• Goal:
Copy nothing but the text: repeat each entry exactly and drop the images.

• Supplied data:
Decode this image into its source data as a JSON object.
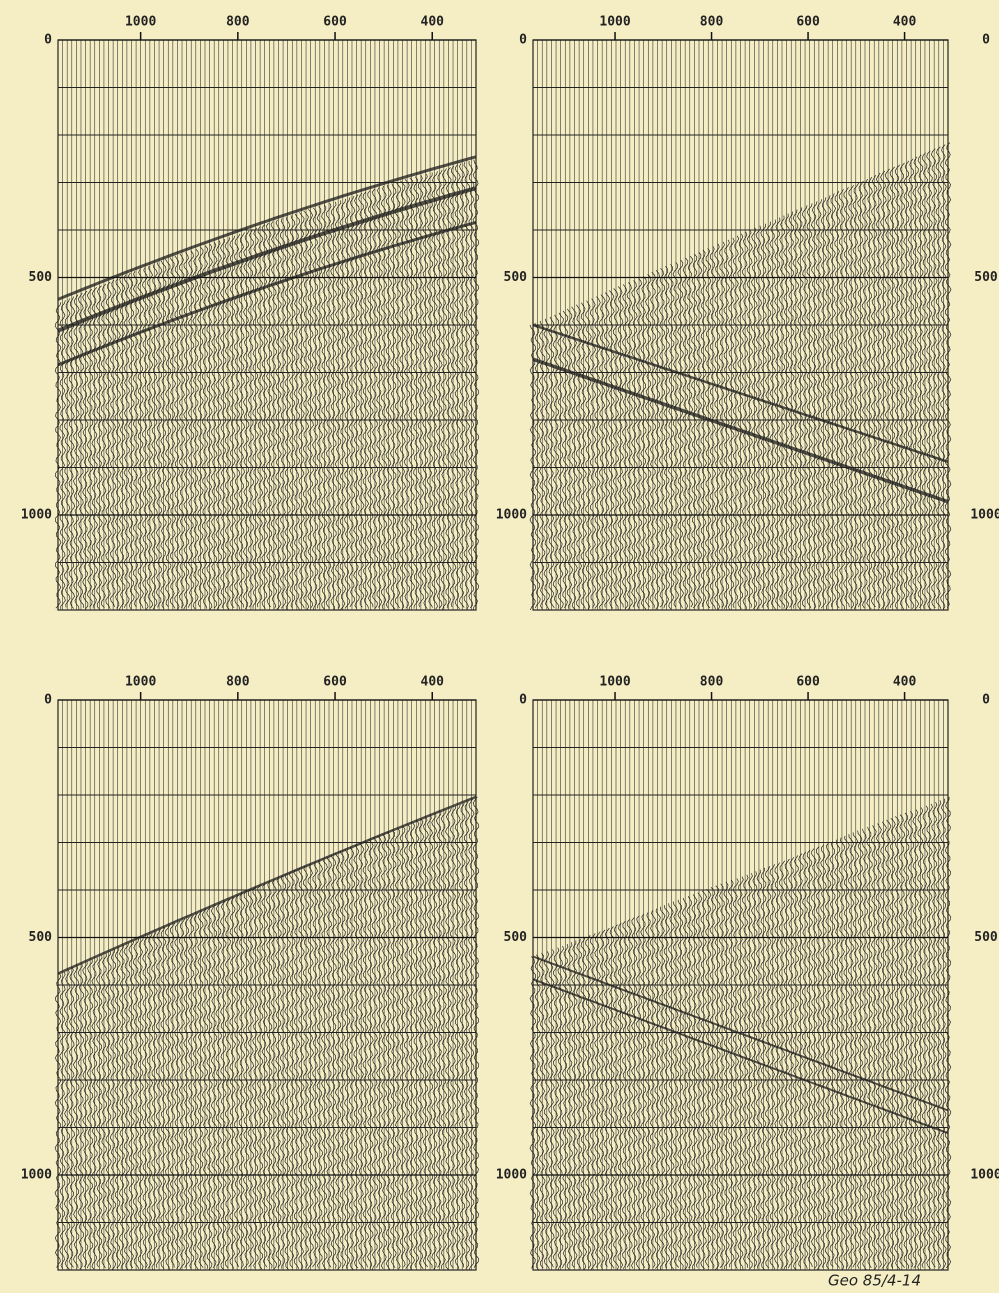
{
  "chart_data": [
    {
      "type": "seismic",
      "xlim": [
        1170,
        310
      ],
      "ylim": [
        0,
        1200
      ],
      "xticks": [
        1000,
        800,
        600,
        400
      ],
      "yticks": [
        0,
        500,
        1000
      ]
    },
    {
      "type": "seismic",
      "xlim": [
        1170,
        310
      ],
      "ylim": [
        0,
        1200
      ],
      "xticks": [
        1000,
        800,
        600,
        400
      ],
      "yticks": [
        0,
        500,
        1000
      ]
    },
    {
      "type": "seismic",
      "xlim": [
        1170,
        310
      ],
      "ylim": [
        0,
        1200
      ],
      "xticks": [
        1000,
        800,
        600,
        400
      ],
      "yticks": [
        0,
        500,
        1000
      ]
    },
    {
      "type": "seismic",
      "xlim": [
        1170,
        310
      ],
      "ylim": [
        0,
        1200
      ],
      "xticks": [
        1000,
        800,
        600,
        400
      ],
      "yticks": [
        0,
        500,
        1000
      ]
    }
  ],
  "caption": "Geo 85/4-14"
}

• Answer in full:
Decode this image into its source data as a JSON object.
{
  "chart_data": [
    {
      "type": "seismic",
      "xlim": [
        1170,
        310
      ],
      "ylim": [
        0,
        1200
      ],
      "xticks": [
        1000,
        800,
        600,
        400
      ],
      "yticks": [
        0,
        500,
        1000
      ]
    },
    {
      "type": "seismic",
      "xlim": [
        1170,
        310
      ],
      "ylim": [
        0,
        1200
      ],
      "xticks": [
        1000,
        800,
        600,
        400
      ],
      "yticks": [
        0,
        500,
        1000
      ]
    },
    {
      "type": "seismic",
      "xlim": [
        1170,
        310
      ],
      "ylim": [
        0,
        1200
      ],
      "xticks": [
        1000,
        800,
        600,
        400
      ],
      "yticks": [
        0,
        500,
        1000
      ]
    },
    {
      "type": "seismic",
      "xlim": [
        1170,
        310
      ],
      "ylim": [
        0,
        1200
      ],
      "xticks": [
        1000,
        800,
        600,
        400
      ],
      "yticks": [
        0,
        500,
        1000
      ]
    }
  ],
  "caption": "Geo 85/4-14"
}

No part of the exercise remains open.